**REQUIRED WORK**
Render the following material again verbatim, leaving nothing out.

**STORED DATA**
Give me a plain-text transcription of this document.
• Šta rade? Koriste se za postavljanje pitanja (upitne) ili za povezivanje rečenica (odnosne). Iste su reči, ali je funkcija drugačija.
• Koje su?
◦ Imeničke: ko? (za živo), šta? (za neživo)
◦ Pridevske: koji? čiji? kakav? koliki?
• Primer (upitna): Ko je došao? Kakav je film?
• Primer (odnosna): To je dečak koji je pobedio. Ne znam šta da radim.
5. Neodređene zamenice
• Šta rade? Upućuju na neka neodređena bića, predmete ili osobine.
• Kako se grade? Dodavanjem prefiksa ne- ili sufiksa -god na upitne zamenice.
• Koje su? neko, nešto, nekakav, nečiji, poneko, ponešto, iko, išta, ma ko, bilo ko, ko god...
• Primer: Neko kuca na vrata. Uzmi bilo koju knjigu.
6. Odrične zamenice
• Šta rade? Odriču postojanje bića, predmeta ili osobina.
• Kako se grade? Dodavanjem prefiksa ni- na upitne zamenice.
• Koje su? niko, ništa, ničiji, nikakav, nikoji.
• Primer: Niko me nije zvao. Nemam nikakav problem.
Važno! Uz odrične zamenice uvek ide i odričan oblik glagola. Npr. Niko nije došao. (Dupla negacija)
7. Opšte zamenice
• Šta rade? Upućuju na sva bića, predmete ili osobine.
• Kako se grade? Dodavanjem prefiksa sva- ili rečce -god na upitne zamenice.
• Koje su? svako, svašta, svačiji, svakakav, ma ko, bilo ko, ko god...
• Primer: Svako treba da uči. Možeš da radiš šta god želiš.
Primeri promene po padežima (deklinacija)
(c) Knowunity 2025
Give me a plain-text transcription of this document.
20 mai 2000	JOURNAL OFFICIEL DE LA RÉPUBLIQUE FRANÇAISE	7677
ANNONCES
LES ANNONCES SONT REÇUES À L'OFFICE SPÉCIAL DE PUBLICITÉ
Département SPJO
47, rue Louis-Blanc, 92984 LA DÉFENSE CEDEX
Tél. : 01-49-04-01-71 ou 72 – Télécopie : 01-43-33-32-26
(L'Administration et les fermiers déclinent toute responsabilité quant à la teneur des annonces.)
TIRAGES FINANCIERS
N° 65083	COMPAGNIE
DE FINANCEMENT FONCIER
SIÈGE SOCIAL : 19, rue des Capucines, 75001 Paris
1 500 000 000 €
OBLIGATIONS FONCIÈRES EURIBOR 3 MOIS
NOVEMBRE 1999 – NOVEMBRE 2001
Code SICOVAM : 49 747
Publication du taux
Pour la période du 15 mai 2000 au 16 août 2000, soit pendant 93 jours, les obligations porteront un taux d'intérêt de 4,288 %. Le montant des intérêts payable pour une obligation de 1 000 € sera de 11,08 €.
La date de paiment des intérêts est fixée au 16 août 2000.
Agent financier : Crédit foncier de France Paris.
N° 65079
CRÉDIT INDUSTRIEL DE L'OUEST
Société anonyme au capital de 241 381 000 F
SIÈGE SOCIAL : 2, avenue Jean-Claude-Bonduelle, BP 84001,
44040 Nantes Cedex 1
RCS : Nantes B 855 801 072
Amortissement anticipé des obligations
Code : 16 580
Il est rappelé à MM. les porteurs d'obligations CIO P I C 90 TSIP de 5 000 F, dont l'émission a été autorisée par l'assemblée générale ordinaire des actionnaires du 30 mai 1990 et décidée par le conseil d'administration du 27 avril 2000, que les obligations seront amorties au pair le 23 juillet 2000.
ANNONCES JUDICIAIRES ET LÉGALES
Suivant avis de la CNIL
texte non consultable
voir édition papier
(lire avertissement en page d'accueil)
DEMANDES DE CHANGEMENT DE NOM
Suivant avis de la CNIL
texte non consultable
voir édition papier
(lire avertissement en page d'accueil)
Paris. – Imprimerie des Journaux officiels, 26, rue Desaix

**THE ANSWER**
Give me a plain-text transcription of this document.
• Šta rade? Koriste se za postavljanje pitanja (upitne) ili za povezivanje rečenica (odnosne). Iste su reči, ali je funkcija drugačija.
• Koje su?
◦ Imeničke: ko? (za živo), šta? (za neživo)
◦ Pridevske: koji? čiji? kakav? koliki?
• Primer (upitna): Ko je došao? Kakav je film?
• Primer (odnosna): To je dečak koji je pobedio. Ne znam šta da radim.
5. Neodređene zamenice
• Šta rade? Upućuju na neka neodređena bića, predmete ili osobine.
• Kako se grade? Dodavanjem prefiksa ne- ili sufiksa -god na upitne zamenice.
• Koje su? neko, nešto, nekakav, nečiji, poneko, ponešto, iko, išta, ma ko, bilo ko, ko god...
• Primer: Neko kuca na vrata. Uzmi bilo koju knjigu.
6. Odrične zamenice
• Šta rade? Odriču postojanje bića, predmeta ili osobina.
• Kako se grade? Dodavanjem prefiksa ni- na upitne zamenice.
• Koje su? niko, ništa, ničiji, nikakav, nikoji.
• Primer: Niko me nije zvao. Nemam nikakav problem.
Važno! Uz odrične zamenice uvek ide i odričan oblik glagola. Npr. Niko nije došao. (Dupla negacija)
7. Opšte zamenice
• Šta rade? Upućuju na sva bića, predmete ili osobine.
• Kako se grade? Dodavanjem prefiksa sva- ili rečce -god na upitne zamenice.
• Koje su? svako, svašta, svačiji, svakakav, ma ko, bilo ko, ko god...
• Primer: Svako treba da uči. Možeš da radiš šta god želiš.
Primeri promene po padežima (deklinacija)
(c) Knowunity 2025
Give me a plain-text transcription of this document.
20 mai 2000	JOURNAL OFFICIEL DE LA RÉPUBLIQUE FRANÇAISE	7677
ANNONCES
LES ANNONCES SONT REÇUES À L'OFFICE SPÉCIAL DE PUBLICITÉ
Département SPJO
47, rue Louis-Blanc, 92984 LA DÉFENSE CEDEX
Tél. : 01-49-04-01-71 ou 72 – Télécopie : 01-43-33-32-26
(L'Administration et les fermiers déclinent toute responsabilité quant à la teneur des annonces.)
TIRAGES FINANCIERS
N° 65083	COMPAGNIE
DE FINANCEMENT FONCIER
SIÈGE SOCIAL : 19, rue des Capucines, 75001 Paris
1 500 000 000 €
OBLIGATIONS FONCIÈRES EURIBOR 3 MOIS
NOVEMBRE 1999 – NOVEMBRE 2001
Code SICOVAM : 49 747
Publication du taux
Pour la période du 15 mai 2000 au 16 août 2000, soit pendant 93 jours, les obligations porteront un taux d'intérêt de 4,288 %. Le montant des intérêts payable pour une obligation de 1 000 € sera de 11,08 €.
La date de paiment des intérêts est fixée au 16 août 2000.
Agent financier : Crédit foncier de France Paris.
N° 65079
CRÉDIT INDUSTRIEL DE L'OUEST
Société anonyme au capital de 241 381 000 F
SIÈGE SOCIAL : 2, avenue Jean-Claude-Bonduelle, BP 84001,
44040 Nantes Cedex 1
RCS : Nantes B 855 801 072
Amortissement anticipé des obligations
Code : 16 580
Il est rappelé à MM. les porteurs d'obligations CIO P I C 90 TSIP de 5 000 F, dont l'émission a été autorisée par l'assemblée générale ordinaire des actionnaires du 30 mai 1990 et décidée par le conseil d'administration du 27 avril 2000, que les obligations seront amorties au pair le 23 juillet 2000.
ANNONCES JUDICIAIRES ET LÉGALES
Suivant avis de la CNIL
texte non consultable
voir édition papier
(lire avertissement en page d'accueil)
DEMANDES DE CHANGEMENT DE NOM
Suivant avis de la CNIL
texte non consultable
voir édition papier
(lire avertissement en page d'accueil)
Paris. – Imprimerie des Journaux officiels, 26, rue Desaix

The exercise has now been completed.